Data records
──────
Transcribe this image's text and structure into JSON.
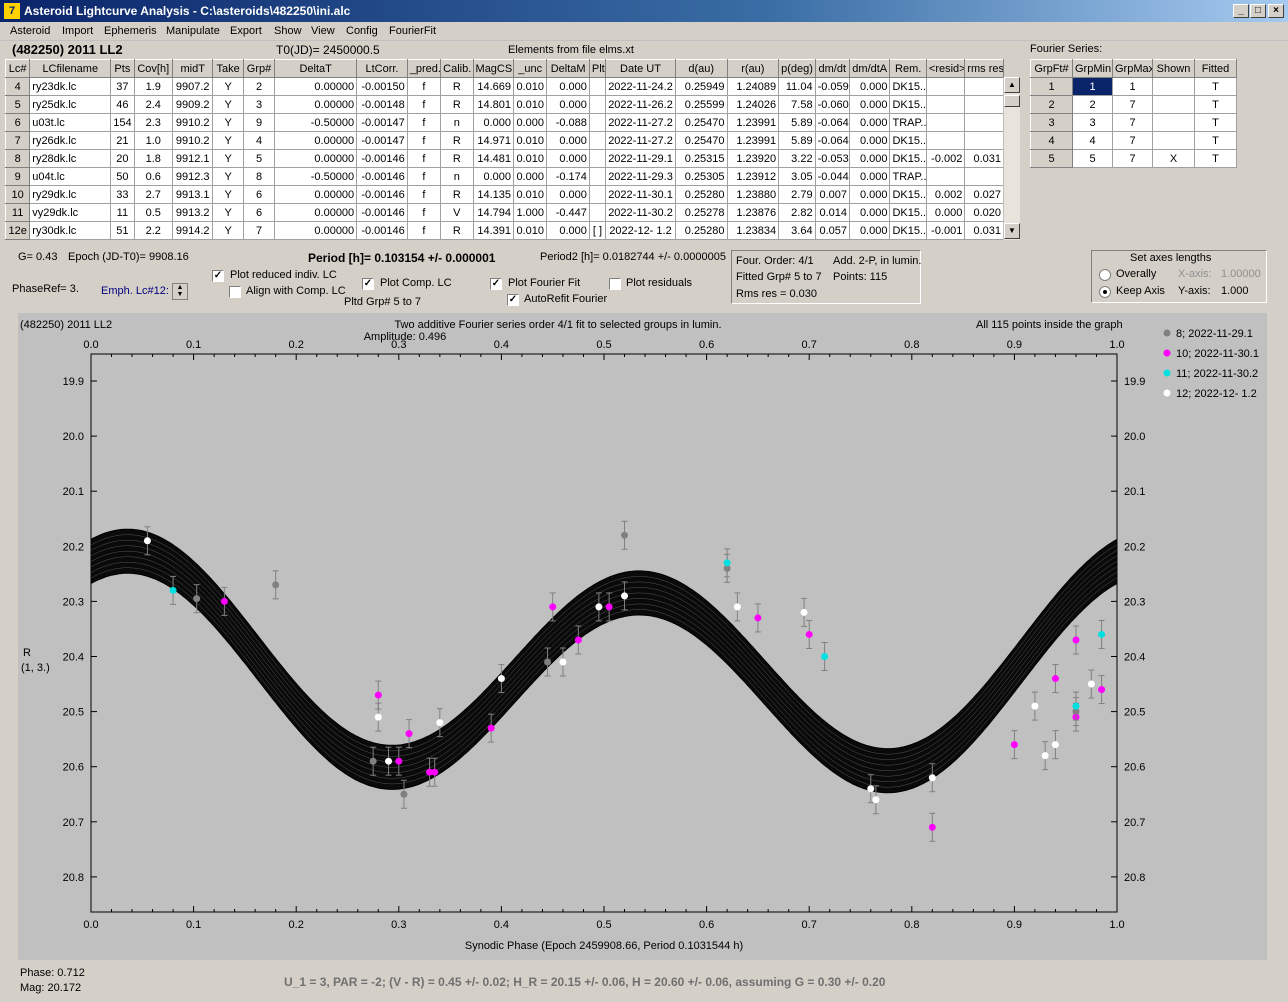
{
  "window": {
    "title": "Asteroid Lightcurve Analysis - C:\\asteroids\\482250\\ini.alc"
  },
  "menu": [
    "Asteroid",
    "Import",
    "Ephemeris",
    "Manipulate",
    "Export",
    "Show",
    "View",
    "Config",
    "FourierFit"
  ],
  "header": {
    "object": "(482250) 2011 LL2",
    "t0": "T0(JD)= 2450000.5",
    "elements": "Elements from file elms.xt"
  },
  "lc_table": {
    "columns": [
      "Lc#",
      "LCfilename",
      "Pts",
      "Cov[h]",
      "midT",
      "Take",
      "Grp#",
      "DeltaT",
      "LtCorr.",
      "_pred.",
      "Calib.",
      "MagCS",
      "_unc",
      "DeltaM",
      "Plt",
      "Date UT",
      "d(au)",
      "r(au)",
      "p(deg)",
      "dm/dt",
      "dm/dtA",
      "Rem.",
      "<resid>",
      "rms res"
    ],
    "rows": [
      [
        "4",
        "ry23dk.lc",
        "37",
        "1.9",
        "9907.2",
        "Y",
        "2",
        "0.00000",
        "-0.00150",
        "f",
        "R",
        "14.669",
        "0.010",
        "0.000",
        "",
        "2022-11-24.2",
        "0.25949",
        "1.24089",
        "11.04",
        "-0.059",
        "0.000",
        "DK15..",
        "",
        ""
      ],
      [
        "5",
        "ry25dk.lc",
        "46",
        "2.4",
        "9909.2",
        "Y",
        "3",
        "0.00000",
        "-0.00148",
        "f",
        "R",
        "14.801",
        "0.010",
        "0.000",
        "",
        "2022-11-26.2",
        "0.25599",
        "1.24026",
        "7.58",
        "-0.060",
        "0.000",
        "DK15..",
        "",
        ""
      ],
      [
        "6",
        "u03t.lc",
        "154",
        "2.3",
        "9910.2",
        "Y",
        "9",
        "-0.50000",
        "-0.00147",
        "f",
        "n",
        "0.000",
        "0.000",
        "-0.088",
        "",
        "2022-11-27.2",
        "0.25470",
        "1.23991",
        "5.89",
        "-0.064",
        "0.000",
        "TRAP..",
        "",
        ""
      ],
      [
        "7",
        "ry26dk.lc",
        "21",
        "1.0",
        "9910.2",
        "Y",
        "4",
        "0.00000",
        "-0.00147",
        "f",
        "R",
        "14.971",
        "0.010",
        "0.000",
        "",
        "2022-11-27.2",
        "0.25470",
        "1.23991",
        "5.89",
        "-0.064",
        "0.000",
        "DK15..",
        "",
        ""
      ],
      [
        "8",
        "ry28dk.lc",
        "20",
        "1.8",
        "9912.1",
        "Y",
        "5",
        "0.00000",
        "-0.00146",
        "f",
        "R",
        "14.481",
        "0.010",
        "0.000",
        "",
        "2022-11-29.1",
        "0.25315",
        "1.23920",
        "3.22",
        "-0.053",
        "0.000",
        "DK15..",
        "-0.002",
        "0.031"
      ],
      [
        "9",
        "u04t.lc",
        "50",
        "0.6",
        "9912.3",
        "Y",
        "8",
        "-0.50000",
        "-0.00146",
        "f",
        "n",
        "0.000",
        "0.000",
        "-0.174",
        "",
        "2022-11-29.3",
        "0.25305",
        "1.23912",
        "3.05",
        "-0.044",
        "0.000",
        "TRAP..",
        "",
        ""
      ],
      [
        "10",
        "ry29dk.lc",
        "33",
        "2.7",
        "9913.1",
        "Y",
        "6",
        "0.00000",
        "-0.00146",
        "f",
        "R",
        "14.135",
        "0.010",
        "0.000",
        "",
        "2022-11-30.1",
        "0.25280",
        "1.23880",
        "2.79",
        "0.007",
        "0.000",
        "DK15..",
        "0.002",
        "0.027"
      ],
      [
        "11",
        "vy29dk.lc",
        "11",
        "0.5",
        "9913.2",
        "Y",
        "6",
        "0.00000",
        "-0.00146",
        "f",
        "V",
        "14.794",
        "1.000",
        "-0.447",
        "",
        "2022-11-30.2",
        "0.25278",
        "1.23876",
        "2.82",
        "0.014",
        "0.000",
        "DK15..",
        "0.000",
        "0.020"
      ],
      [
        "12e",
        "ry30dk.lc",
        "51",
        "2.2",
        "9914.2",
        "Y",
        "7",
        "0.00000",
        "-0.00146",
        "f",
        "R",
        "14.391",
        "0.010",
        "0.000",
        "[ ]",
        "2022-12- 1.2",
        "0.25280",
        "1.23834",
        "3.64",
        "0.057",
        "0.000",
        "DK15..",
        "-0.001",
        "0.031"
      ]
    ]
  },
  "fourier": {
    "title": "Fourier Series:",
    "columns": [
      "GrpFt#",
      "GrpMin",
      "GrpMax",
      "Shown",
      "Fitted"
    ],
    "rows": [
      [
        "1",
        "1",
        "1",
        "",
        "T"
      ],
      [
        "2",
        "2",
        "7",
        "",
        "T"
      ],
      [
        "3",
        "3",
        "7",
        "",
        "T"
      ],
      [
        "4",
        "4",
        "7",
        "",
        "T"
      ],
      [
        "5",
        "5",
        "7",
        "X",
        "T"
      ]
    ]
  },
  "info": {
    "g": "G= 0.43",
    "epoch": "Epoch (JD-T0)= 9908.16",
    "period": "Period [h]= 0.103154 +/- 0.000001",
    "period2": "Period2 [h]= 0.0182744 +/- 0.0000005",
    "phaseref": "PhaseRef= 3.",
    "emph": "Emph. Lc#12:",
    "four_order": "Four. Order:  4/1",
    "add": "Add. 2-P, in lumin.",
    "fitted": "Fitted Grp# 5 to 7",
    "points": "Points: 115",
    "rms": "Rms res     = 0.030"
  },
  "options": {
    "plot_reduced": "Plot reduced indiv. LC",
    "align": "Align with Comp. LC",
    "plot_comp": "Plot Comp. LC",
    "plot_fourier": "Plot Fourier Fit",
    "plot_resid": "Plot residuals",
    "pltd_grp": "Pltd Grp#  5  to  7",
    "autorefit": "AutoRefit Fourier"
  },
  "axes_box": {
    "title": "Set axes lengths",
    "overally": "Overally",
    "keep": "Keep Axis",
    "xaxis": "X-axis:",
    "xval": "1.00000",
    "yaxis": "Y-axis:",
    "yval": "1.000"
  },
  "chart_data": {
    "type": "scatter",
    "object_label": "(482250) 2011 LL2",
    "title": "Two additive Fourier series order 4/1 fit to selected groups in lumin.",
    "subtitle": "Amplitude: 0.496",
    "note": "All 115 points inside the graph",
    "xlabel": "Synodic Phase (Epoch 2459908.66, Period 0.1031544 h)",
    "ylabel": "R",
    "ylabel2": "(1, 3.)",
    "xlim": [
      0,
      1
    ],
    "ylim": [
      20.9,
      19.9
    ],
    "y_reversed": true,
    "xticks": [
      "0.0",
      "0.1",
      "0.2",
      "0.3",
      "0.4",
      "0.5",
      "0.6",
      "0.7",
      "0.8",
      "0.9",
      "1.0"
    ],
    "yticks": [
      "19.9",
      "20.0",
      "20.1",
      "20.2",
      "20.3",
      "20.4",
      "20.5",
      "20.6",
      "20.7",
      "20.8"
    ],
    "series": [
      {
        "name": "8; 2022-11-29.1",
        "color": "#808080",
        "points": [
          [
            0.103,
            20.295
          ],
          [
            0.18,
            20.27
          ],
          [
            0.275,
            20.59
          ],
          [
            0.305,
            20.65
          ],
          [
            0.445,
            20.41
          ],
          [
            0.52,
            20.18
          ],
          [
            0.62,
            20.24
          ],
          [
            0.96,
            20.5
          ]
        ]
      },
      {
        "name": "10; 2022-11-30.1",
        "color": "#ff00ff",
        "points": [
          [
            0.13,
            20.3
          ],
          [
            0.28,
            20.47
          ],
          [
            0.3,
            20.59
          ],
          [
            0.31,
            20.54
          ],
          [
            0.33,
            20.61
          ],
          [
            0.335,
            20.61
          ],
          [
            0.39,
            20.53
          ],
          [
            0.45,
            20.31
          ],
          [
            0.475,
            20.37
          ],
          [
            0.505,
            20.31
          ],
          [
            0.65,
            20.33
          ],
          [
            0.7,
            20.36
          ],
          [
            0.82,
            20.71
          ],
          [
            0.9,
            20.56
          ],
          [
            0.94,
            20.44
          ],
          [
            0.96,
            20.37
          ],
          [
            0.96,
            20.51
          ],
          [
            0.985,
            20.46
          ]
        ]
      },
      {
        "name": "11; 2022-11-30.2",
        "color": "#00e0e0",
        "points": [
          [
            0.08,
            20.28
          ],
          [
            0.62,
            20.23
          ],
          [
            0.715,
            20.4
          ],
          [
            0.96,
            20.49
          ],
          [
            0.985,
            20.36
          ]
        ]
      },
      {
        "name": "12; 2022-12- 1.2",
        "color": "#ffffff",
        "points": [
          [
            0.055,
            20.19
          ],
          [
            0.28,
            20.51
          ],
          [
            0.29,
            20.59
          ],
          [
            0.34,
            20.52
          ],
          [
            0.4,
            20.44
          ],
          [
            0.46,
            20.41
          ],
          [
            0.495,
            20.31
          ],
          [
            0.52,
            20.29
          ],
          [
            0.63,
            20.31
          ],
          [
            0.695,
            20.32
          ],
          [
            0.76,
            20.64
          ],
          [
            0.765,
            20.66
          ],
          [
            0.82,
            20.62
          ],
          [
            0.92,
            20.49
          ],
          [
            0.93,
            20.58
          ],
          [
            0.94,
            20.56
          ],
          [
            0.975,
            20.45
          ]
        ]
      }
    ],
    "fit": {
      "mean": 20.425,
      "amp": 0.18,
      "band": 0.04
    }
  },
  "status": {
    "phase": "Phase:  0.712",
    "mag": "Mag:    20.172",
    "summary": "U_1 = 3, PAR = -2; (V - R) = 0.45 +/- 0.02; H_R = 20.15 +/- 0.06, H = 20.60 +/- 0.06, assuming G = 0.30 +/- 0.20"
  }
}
──────
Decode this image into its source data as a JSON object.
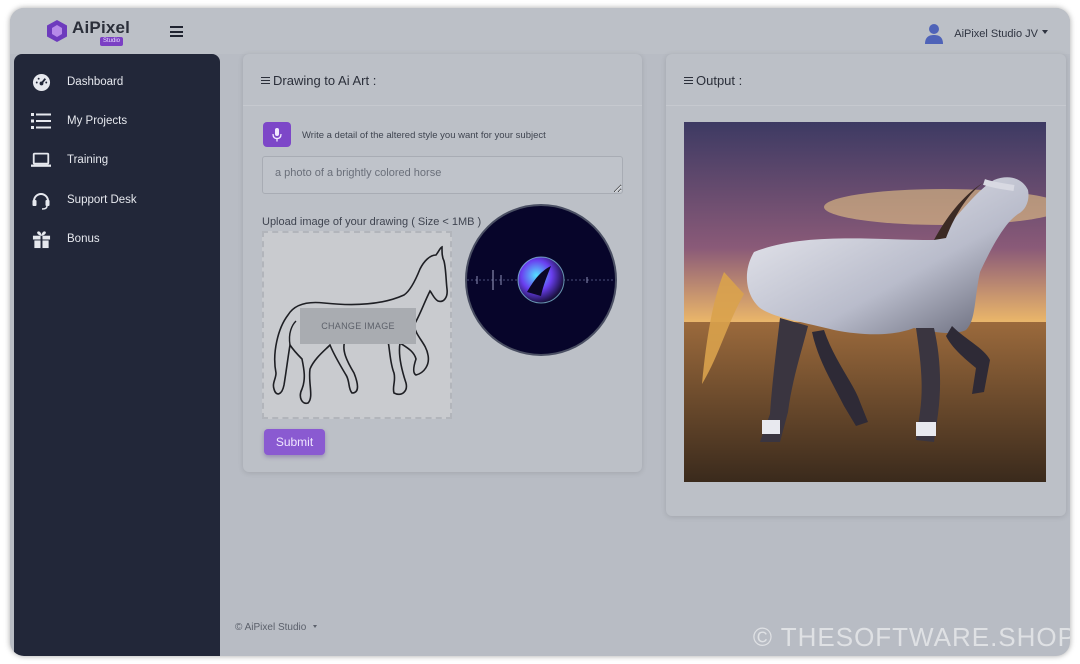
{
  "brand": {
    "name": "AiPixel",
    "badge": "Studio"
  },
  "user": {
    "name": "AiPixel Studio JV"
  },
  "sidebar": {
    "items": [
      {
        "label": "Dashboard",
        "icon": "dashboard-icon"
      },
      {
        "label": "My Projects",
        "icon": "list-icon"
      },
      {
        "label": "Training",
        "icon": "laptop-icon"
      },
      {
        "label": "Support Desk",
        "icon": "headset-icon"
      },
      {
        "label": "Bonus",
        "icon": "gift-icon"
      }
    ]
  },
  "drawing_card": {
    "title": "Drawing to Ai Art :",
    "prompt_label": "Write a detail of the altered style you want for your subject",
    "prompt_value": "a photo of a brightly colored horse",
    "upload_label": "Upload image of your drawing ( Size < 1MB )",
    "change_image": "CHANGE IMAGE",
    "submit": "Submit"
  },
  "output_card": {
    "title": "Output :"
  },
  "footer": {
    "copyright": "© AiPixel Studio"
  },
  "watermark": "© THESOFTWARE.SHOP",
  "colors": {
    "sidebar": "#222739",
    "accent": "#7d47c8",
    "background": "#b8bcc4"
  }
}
──────
§ Instructions to follow: Write only the number of lines that include "Studio".

§ The answer: 3